[Data to process]
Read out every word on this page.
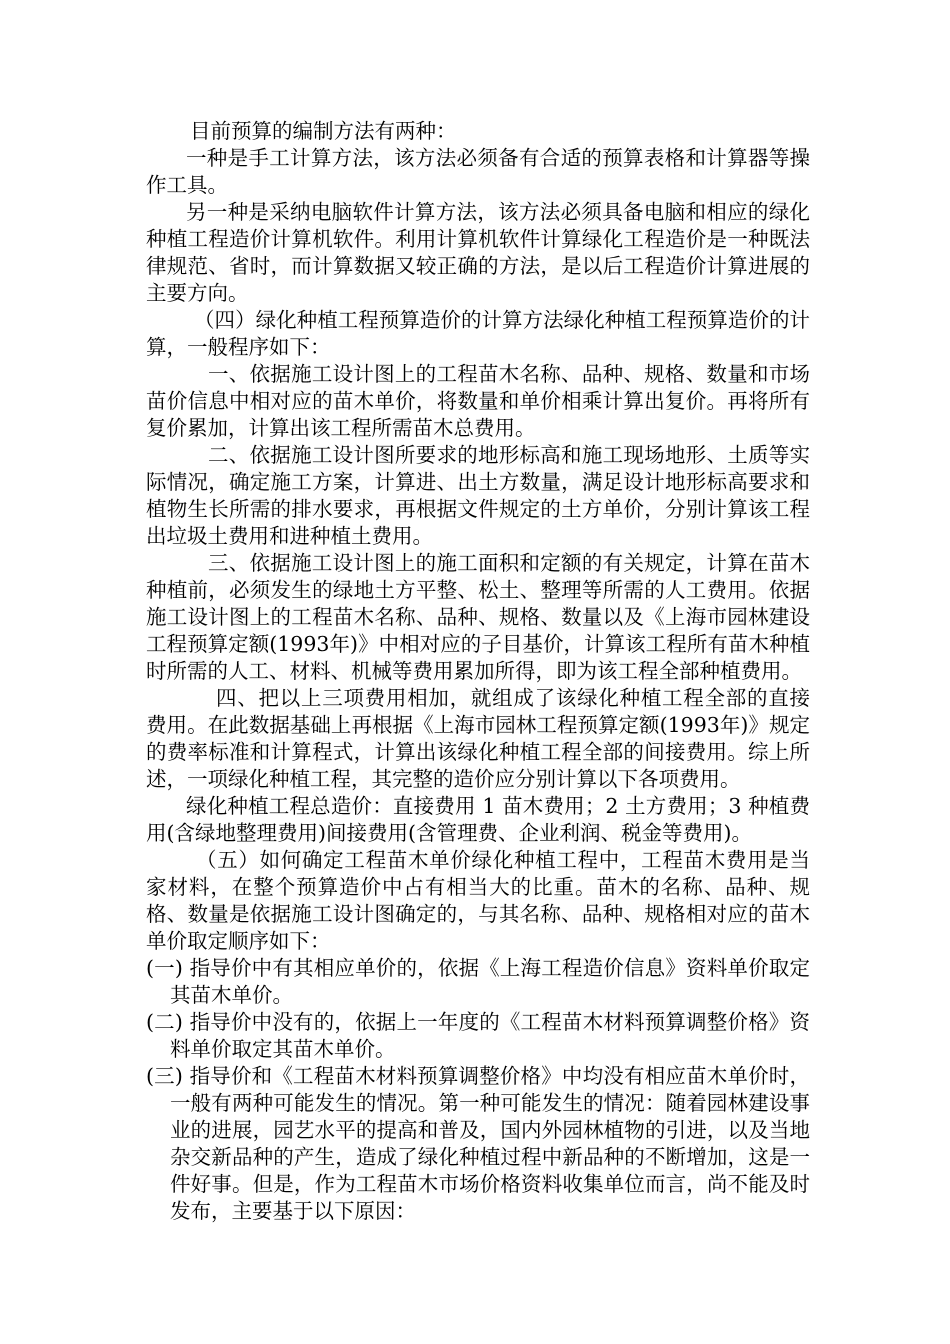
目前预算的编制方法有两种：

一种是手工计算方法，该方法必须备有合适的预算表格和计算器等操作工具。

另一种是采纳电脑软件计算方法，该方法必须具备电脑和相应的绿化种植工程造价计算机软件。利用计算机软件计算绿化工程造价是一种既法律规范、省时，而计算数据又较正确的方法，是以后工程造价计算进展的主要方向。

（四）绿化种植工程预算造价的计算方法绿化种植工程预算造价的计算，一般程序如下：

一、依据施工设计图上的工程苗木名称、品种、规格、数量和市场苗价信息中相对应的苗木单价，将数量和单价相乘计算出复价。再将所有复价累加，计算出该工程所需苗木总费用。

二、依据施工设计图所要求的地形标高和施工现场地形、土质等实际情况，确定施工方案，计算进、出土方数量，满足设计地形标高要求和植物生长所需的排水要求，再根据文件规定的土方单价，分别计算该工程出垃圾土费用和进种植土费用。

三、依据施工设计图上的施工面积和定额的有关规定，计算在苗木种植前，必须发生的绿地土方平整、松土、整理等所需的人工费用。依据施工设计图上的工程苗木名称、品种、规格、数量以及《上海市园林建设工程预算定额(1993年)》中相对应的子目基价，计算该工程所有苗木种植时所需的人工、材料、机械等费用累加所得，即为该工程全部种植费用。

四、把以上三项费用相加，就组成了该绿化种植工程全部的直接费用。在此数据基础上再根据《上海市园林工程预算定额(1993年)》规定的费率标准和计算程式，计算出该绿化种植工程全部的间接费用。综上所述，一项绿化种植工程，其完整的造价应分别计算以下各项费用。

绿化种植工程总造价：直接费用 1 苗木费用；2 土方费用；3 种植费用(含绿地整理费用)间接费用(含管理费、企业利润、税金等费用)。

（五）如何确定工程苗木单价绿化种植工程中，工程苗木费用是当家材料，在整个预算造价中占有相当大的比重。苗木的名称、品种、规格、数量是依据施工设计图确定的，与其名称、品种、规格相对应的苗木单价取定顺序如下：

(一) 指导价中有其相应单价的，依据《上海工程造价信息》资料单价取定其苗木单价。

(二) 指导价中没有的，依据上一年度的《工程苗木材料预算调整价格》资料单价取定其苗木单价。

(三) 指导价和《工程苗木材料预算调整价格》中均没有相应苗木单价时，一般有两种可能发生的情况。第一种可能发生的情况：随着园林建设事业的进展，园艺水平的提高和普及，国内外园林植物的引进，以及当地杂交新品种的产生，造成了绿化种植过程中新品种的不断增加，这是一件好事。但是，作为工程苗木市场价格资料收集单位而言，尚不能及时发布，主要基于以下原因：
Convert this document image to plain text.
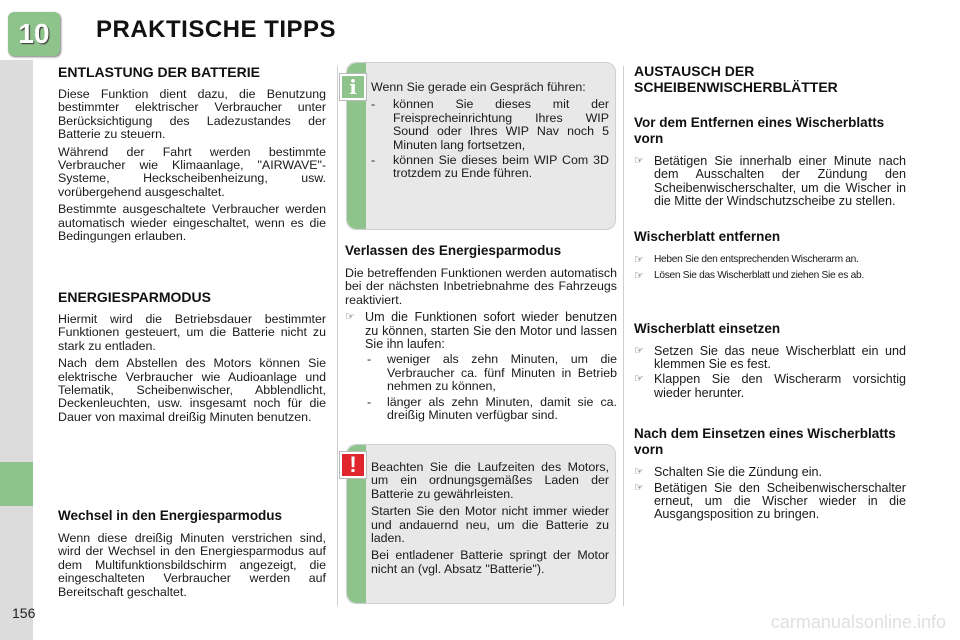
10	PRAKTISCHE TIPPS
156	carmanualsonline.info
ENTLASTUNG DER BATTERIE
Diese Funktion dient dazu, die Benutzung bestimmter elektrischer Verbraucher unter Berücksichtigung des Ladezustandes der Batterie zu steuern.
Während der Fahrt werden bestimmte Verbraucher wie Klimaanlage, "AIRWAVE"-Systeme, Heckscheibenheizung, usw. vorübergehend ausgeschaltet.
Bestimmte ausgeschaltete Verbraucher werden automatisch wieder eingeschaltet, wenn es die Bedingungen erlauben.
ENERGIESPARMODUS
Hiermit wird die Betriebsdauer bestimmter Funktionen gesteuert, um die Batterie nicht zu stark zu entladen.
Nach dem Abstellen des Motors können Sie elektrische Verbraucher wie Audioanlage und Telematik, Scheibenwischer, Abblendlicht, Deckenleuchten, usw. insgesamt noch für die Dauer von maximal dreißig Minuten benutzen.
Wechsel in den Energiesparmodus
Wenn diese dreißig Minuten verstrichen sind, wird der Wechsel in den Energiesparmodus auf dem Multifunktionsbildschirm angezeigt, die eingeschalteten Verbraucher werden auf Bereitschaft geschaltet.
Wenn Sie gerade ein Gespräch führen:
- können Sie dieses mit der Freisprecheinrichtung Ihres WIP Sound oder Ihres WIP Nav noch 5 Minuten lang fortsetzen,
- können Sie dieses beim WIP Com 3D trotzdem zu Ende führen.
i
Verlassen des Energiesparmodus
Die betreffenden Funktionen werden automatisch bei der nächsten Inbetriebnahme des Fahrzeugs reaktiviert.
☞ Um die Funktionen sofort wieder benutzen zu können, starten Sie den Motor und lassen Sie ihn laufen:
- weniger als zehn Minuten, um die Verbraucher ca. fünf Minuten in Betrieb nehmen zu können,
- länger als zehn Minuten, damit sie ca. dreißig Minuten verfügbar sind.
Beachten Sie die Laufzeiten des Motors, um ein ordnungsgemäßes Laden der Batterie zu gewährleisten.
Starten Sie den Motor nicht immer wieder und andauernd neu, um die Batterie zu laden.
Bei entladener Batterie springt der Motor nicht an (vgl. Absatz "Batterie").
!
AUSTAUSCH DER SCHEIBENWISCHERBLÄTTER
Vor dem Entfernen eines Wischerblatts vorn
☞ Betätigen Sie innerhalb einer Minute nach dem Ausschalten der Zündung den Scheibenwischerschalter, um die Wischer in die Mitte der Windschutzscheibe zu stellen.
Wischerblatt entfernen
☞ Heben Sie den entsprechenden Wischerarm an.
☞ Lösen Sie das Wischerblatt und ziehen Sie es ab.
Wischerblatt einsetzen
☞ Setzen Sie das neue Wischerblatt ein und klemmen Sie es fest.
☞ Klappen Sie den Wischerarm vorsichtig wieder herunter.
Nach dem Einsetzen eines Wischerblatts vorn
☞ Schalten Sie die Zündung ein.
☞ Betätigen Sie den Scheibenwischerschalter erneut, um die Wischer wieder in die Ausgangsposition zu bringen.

[Job] Pictures in the records must not appear in the copy; transcribe everything else precisely.

[Result]
Read out every word on this page.
目前预算的编制方法有两种：

一种是手工计算方法，该方法必须备有合适的预算表格和计算器等操作工具。

另一种是采纳电脑软件计算方法，该方法必须具备电脑和相应的绿化种植工程造价计算机软件。利用计算机软件计算绿化工程造价是一种既法律规范、省时，而计算数据又较正确的方法，是以后工程造价计算进展的主要方向。

（四）绿化种植工程预算造价的计算方法绿化种植工程预算造价的计算，一般程序如下：

一、依据施工设计图上的工程苗木名称、品种、规格、数量和市场苗价信息中相对应的苗木单价，将数量和单价相乘计算出复价。再将所有复价累加，计算出该工程所需苗木总费用。

二、依据施工设计图所要求的地形标高和施工现场地形、土质等实际情况，确定施工方案，计算进、出土方数量，满足设计地形标高要求和植物生长所需的排水要求，再根据文件规定的土方单价，分别计算该工程出垃圾土费用和进种植土费用。

三、依据施工设计图上的施工面积和定额的有关规定，计算在苗木种植前，必须发生的绿地土方平整、松土、整理等所需的人工费用。依据施工设计图上的工程苗木名称、品种、规格、数量以及《上海市园林建设工程预算定额(1993年)》中相对应的子目基价，计算该工程所有苗木种植时所需的人工、材料、机械等费用累加所得，即为该工程全部种植费用。

四、把以上三项费用相加，就组成了该绿化种植工程全部的直接费用。在此数据基础上再根据《上海市园林工程预算定额(1993年)》规定的费率标准和计算程式，计算出该绿化种植工程全部的间接费用。综上所述，一项绿化种植工程，其完整的造价应分别计算以下各项费用。

绿化种植工程总造价：直接费用 1 苗木费用；2 土方费用；3 种植费用(含绿地整理费用)间接费用(含管理费、企业利润、税金等费用)。

（五）如何确定工程苗木单价绿化种植工程中，工程苗木费用是当家材料，在整个预算造价中占有相当大的比重。苗木的名称、品种、规格、数量是依据施工设计图确定的，与其名称、品种、规格相对应的苗木单价取定顺序如下：

(一) 指导价中有其相应单价的，依据《上海工程造价信息》资料单价取定其苗木单价。

(二) 指导价中没有的，依据上一年度的《工程苗木材料预算调整价格》资料单价取定其苗木单价。

(三) 指导价和《工程苗木材料预算调整价格》中均没有相应苗木单价时，一般有两种可能发生的情况。第一种可能发生的情况：随着园林建设事业的进展，园艺水平的提高和普及，国内外园林植物的引进，以及当地杂交新品种的产生，造成了绿化种植过程中新品种的不断增加，这是一件好事。但是，作为工程苗木市场价格资料收集单位而言，尚不能及时发布，主要基于以下原因：
Convert this document image to plain text.
10	PRAKTISCHE TIPPS
156	carmanualsonline.info
ENTLASTUNG DER BATTERIE
Diese Funktion dient dazu, die Benutzung bestimmter elektrischer Verbraucher unter Berücksichtigung des Ladezustandes der Batterie zu steuern.
Während der Fahrt werden bestimmte Verbraucher wie Klimaanlage, "AIRWAVE"-Systeme, Heckscheibenheizung, usw. vorübergehend ausgeschaltet.
Bestimmte ausgeschaltete Verbraucher werden automatisch wieder eingeschaltet, wenn es die Bedingungen erlauben.
ENERGIESPARMODUS
Hiermit wird die Betriebsdauer bestimmter Funktionen gesteuert, um die Batterie nicht zu stark zu entladen.
Nach dem Abstellen des Motors können Sie elektrische Verbraucher wie Audioanlage und Telematik, Scheibenwischer, Abblendlicht, Deckenleuchten, usw. insgesamt noch für die Dauer von maximal dreißig Minuten benutzen.
Wechsel in den Energiesparmodus
Wenn diese dreißig Minuten verstrichen sind, wird der Wechsel in den Energiesparmodus auf dem Multifunktionsbildschirm angezeigt, die eingeschalteten Verbraucher werden auf Bereitschaft geschaltet.
Wenn Sie gerade ein Gespräch führen:
- können Sie dieses mit der Freisprecheinrichtung Ihres WIP Sound oder Ihres WIP Nav noch 5 Minuten lang fortsetzen,
- können Sie dieses beim WIP Com 3D trotzdem zu Ende führen.
i
Verlassen des Energiesparmodus
Die betreffenden Funktionen werden automatisch bei der nächsten Inbetriebnahme des Fahrzeugs reaktiviert.
☞ Um die Funktionen sofort wieder benutzen zu können, starten Sie den Motor und lassen Sie ihn laufen:
- weniger als zehn Minuten, um die Verbraucher ca. fünf Minuten in Betrieb nehmen zu können,
- länger als zehn Minuten, damit sie ca. dreißig Minuten verfügbar sind.
Beachten Sie die Laufzeiten des Motors, um ein ordnungsgemäßes Laden der Batterie zu gewährleisten.
Starten Sie den Motor nicht immer wieder und andauernd neu, um die Batterie zu laden.
Bei entladener Batterie springt der Motor nicht an (vgl. Absatz "Batterie").
!
AUSTAUSCH DER SCHEIBENWISCHERBLÄTTER
Vor dem Entfernen eines Wischerblatts vorn
☞ Betätigen Sie innerhalb einer Minute nach dem Ausschalten der Zündung den Scheibenwischerschalter, um die Wischer in die Mitte der Windschutzscheibe zu stellen.
Wischerblatt entfernen
☞ Heben Sie den entsprechenden Wischerarm an.
☞ Lösen Sie das Wischerblatt und ziehen Sie es ab.
Wischerblatt einsetzen
☞ Setzen Sie das neue Wischerblatt ein und klemmen Sie es fest.
☞ Klappen Sie den Wischerarm vorsichtig wieder herunter.
Nach dem Einsetzen eines Wischerblatts vorn
☞ Schalten Sie die Zündung ein.
☞ Betätigen Sie den Scheibenwischerschalter erneut, um die Wischer wieder in die Ausgangsposition zu bringen.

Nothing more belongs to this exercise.